▶ **Work required**
Copy out the whole listing exactly as written, leaving the pictures behind.

▶ **Exercise input**
━━━
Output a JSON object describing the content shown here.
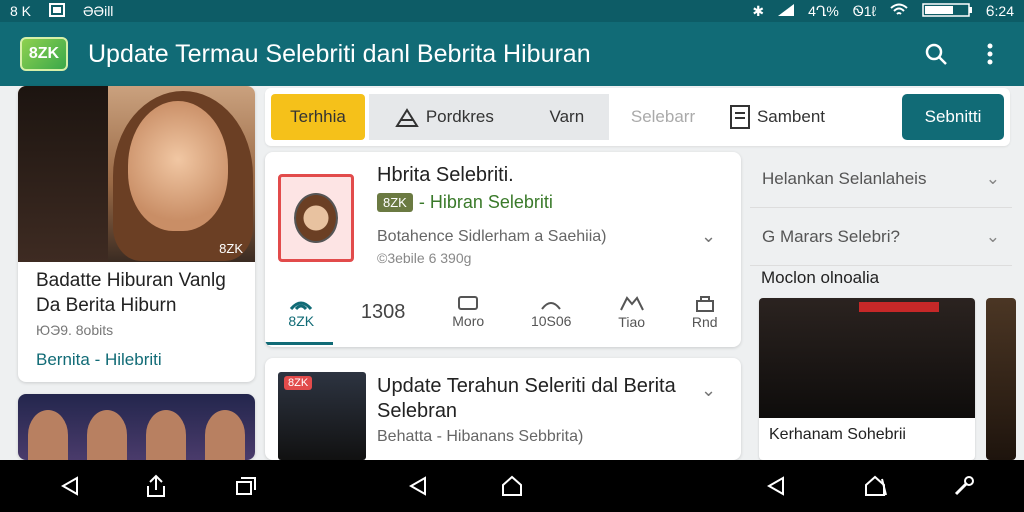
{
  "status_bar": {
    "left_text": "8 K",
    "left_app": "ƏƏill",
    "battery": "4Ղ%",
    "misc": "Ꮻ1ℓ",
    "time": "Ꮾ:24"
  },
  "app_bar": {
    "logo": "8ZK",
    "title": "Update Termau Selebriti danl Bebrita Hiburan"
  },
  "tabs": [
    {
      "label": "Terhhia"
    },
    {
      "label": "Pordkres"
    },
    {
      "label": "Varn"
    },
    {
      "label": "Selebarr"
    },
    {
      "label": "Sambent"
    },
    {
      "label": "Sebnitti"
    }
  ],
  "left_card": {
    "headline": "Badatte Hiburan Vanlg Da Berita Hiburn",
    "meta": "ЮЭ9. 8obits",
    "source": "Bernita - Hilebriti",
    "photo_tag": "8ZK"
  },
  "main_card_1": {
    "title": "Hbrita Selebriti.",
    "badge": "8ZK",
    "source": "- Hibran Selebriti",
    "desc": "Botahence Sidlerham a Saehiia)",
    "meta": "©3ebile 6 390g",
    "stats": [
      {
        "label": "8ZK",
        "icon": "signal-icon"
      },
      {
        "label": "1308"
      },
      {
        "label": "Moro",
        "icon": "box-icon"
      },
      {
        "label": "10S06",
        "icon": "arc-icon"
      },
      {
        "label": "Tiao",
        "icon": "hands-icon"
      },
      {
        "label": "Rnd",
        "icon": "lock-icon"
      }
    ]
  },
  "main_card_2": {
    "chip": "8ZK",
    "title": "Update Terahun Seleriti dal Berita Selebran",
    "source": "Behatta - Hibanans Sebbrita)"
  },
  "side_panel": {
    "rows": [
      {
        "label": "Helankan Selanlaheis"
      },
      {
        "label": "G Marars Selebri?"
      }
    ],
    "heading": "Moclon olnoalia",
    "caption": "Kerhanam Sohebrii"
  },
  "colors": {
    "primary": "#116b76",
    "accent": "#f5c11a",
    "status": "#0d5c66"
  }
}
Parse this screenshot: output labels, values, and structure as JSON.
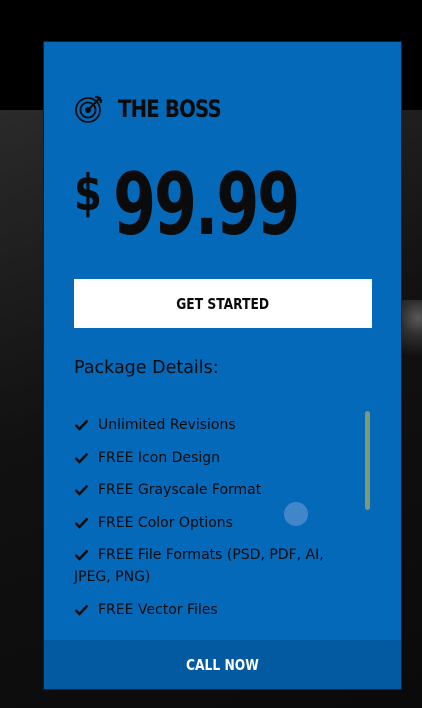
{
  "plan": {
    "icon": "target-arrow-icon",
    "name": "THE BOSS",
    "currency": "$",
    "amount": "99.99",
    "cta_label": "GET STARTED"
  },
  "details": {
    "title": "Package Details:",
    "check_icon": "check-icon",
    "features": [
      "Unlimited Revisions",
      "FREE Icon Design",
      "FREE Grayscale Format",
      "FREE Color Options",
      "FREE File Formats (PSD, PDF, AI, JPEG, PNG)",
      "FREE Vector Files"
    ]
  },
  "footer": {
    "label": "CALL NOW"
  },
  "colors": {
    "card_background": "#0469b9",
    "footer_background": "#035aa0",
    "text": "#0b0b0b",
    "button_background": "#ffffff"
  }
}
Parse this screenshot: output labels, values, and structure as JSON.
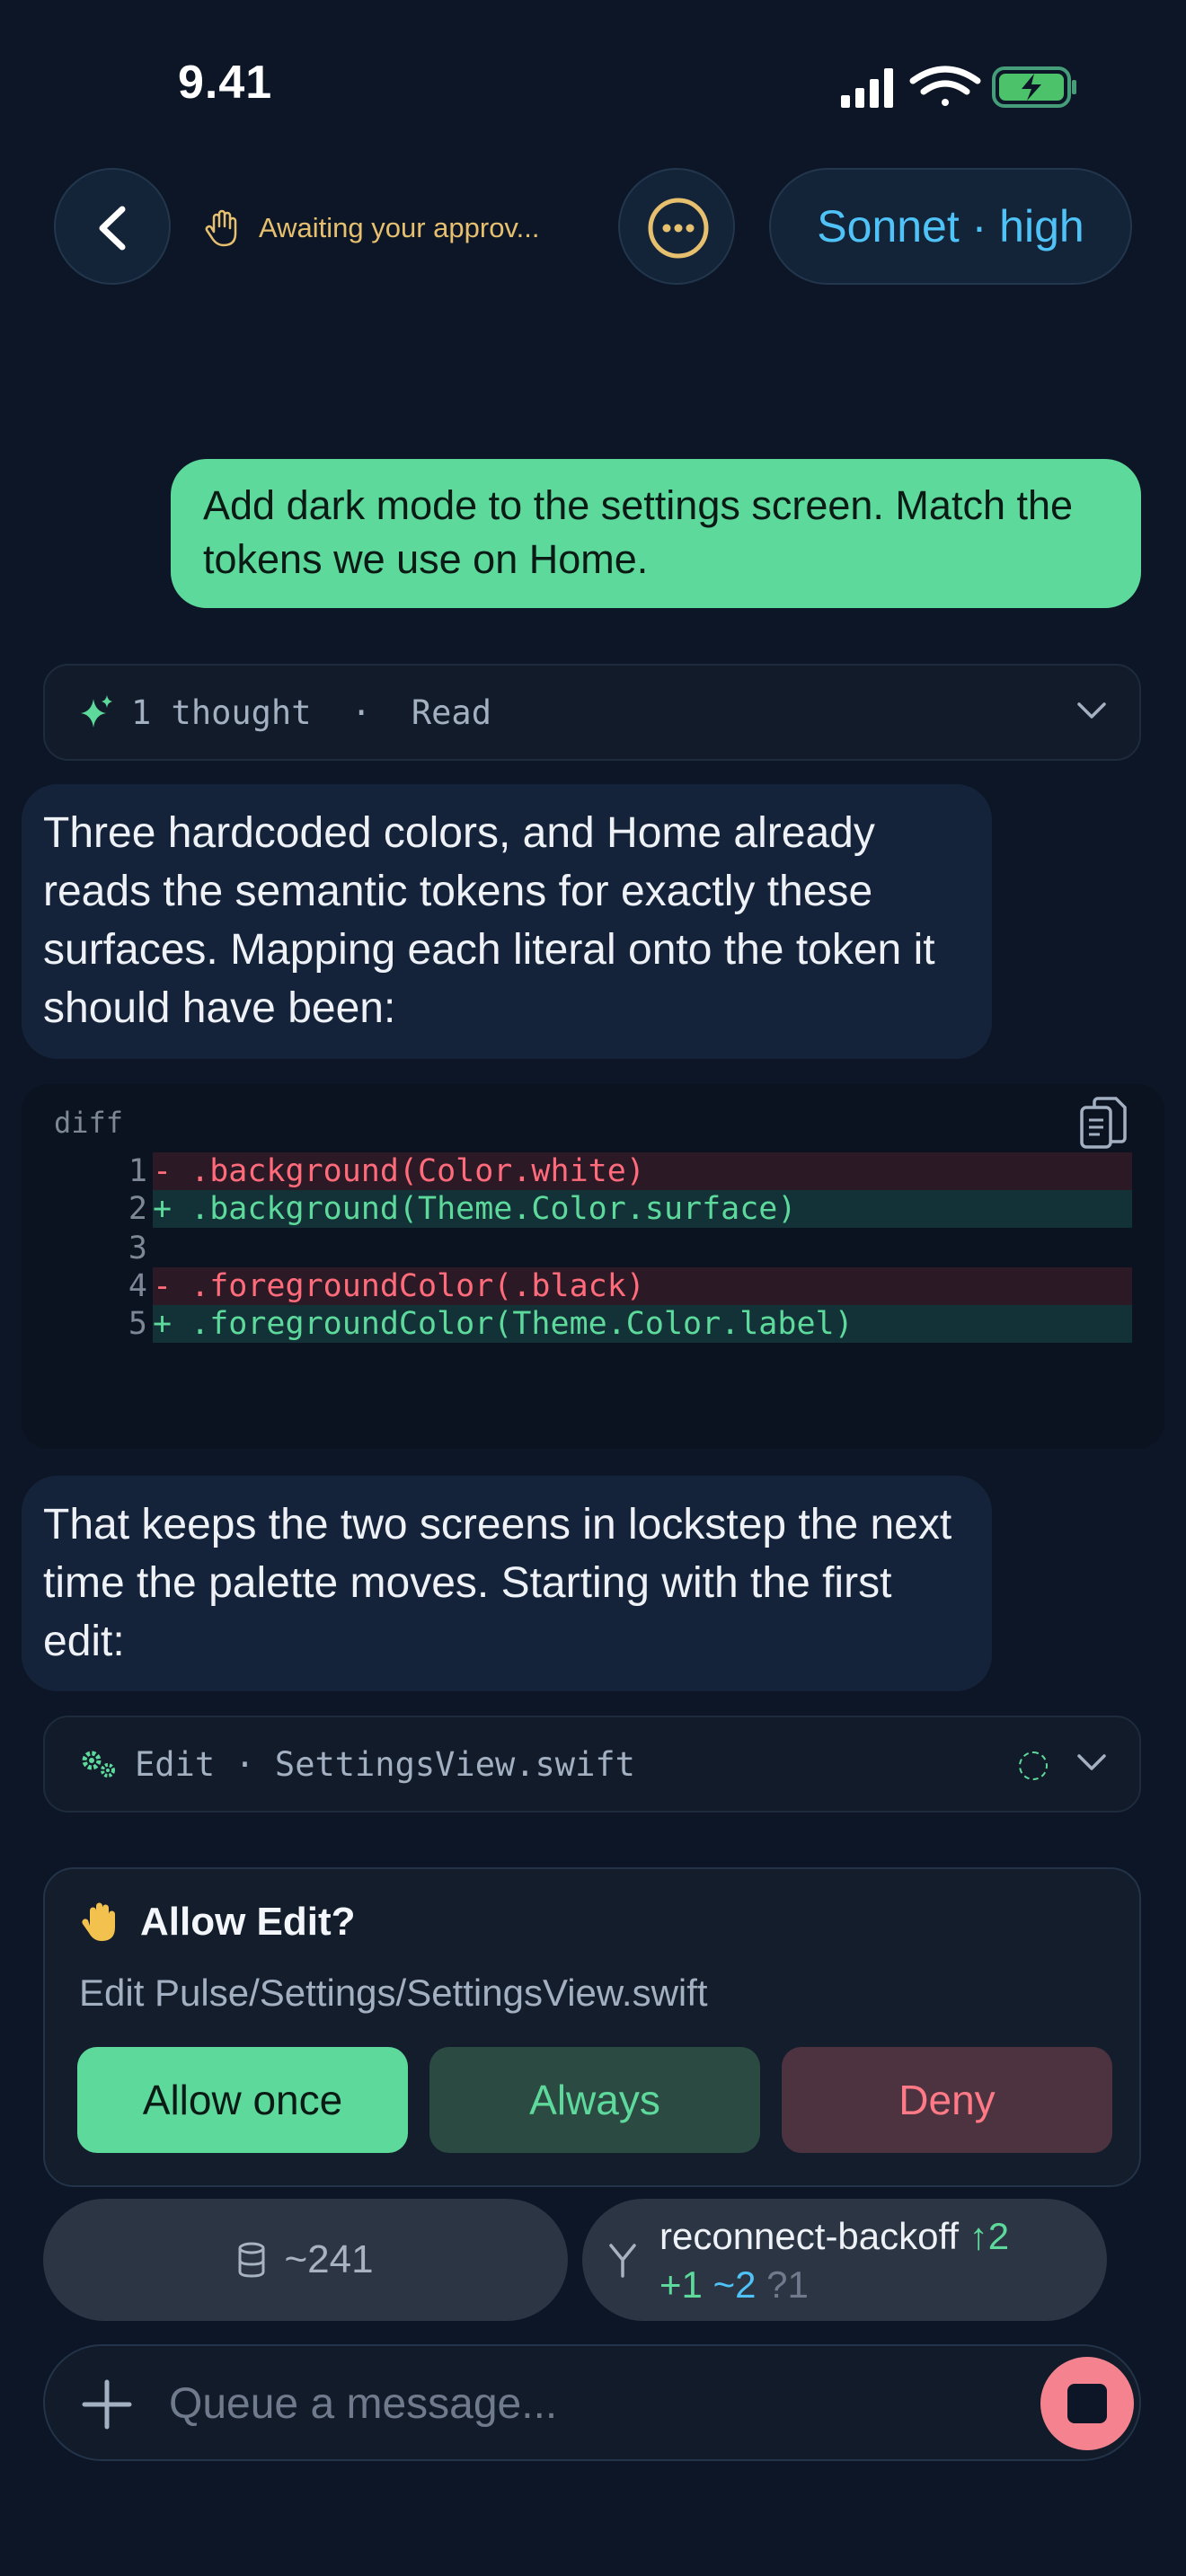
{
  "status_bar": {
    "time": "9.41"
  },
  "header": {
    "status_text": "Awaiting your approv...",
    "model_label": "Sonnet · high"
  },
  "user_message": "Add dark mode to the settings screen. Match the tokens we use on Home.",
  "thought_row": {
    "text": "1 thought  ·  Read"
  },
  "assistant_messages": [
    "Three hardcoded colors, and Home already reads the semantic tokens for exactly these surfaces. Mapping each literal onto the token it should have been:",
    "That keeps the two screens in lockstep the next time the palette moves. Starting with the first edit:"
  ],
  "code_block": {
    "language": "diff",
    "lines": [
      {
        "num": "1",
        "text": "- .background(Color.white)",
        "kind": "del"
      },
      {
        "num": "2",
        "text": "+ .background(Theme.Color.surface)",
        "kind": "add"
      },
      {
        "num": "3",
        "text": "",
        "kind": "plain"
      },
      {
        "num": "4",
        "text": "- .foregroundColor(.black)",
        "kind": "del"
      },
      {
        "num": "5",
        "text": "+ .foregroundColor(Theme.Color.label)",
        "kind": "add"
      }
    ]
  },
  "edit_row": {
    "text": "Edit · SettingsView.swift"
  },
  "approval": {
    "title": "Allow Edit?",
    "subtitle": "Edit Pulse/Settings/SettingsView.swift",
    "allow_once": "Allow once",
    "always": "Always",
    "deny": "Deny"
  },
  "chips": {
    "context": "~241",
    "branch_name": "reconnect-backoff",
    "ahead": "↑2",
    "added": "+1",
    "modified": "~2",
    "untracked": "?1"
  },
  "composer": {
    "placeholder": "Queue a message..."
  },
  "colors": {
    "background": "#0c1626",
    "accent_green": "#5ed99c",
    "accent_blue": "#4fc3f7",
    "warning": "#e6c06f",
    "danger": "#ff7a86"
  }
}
━━━
▶ **Solved problem**
Output a JSON object describing the content shown here.
{
  "status_bar": {
    "left_text": "8 K",
    "left_app": "ƏƏill",
    "battery": "4Ղ%",
    "misc": "Ꮻ1ℓ",
    "time": "Ꮾ:24"
  },
  "app_bar": {
    "logo": "8ZK",
    "title": "Update Termau Selebriti danl Bebrita Hiburan"
  },
  "tabs": [
    {
      "label": "Terhhia"
    },
    {
      "label": "Pordkres"
    },
    {
      "label": "Varn"
    },
    {
      "label": "Selebarr"
    },
    {
      "label": "Sambent"
    },
    {
      "label": "Sebnitti"
    }
  ],
  "left_card": {
    "headline": "Badatte Hiburan Vanlg Da Berita Hiburn",
    "meta": "ЮЭ9. 8obits",
    "source": "Bernita - Hilebriti",
    "photo_tag": "8ZK"
  },
  "main_card_1": {
    "title": "Hbrita Selebriti.",
    "badge": "8ZK",
    "source": "- Hibran Selebriti",
    "desc": "Botahence Sidlerham a Saehiia)",
    "meta": "©3ebile 6 390g",
    "stats": [
      {
        "label": "8ZK",
        "icon": "signal-icon"
      },
      {
        "label": "1308"
      },
      {
        "label": "Moro",
        "icon": "box-icon"
      },
      {
        "label": "10S06",
        "icon": "arc-icon"
      },
      {
        "label": "Tiao",
        "icon": "hands-icon"
      },
      {
        "label": "Rnd",
        "icon": "lock-icon"
      }
    ]
  },
  "main_card_2": {
    "chip": "8ZK",
    "title": "Update Terahun Seleriti dal Berita Selebran",
    "source": "Behatta - Hibanans Sebbrita)"
  },
  "side_panel": {
    "rows": [
      {
        "label": "Helankan Selanlaheis"
      },
      {
        "label": "G Marars Selebri?"
      }
    ],
    "heading": "Moclon olnoalia",
    "caption": "Kerhanam Sohebrii"
  },
  "colors": {
    "primary": "#116b76",
    "accent": "#f5c11a",
    "status": "#0d5c66"
  }
}
Parse this screenshot: output labels, values, and structure as JSON.
{
  "plan": {
    "icon": "target-arrow-icon",
    "name": "THE BOSS",
    "currency": "$",
    "amount": "99.99",
    "cta_label": "GET STARTED"
  },
  "details": {
    "title": "Package Details:",
    "check_icon": "check-icon",
    "features": [
      "Unlimited Revisions",
      "FREE Icon Design",
      "FREE Grayscale Format",
      "FREE Color Options",
      "FREE File Formats (PSD, PDF, AI, JPEG, PNG)",
      "FREE Vector Files"
    ]
  },
  "footer": {
    "label": "CALL NOW"
  },
  "colors": {
    "card_background": "#0469b9",
    "footer_background": "#035aa0",
    "text": "#0b0b0b",
    "button_background": "#ffffff"
  }
}
Parse this screenshot: output labels, values, and structure as JSON.
{
  "status_bar": {
    "time": "9.41"
  },
  "header": {
    "status_text": "Awaiting your approv...",
    "model_label": "Sonnet · high"
  },
  "user_message": "Add dark mode to the settings screen. Match the tokens we use on Home.",
  "thought_row": {
    "text": "1 thought  ·  Read"
  },
  "assistant_messages": [
    "Three hardcoded colors, and Home already reads the semantic tokens for exactly these surfaces. Mapping each literal onto the token it should have been:",
    "That keeps the two screens in lockstep the next time the palette moves. Starting with the first edit:"
  ],
  "code_block": {
    "language": "diff",
    "lines": [
      {
        "num": "1",
        "text": "- .background(Color.white)",
        "kind": "del"
      },
      {
        "num": "2",
        "text": "+ .background(Theme.Color.surface)",
        "kind": "add"
      },
      {
        "num": "3",
        "text": "",
        "kind": "plain"
      },
      {
        "num": "4",
        "text": "- .foregroundColor(.black)",
        "kind": "del"
      },
      {
        "num": "5",
        "text": "+ .foregroundColor(Theme.Color.label)",
        "kind": "add"
      }
    ]
  },
  "edit_row": {
    "text": "Edit · SettingsView.swift"
  },
  "approval": {
    "title": "Allow Edit?",
    "subtitle": "Edit Pulse/Settings/SettingsView.swift",
    "allow_once": "Allow once",
    "always": "Always",
    "deny": "Deny"
  },
  "chips": {
    "context": "~241",
    "branch_name": "reconnect-backoff",
    "ahead": "↑2",
    "added": "+1",
    "modified": "~2",
    "untracked": "?1"
  },
  "composer": {
    "placeholder": "Queue a message..."
  },
  "colors": {
    "background": "#0c1626",
    "accent_green": "#5ed99c",
    "accent_blue": "#4fc3f7",
    "warning": "#e6c06f",
    "danger": "#ff7a86"
  }
}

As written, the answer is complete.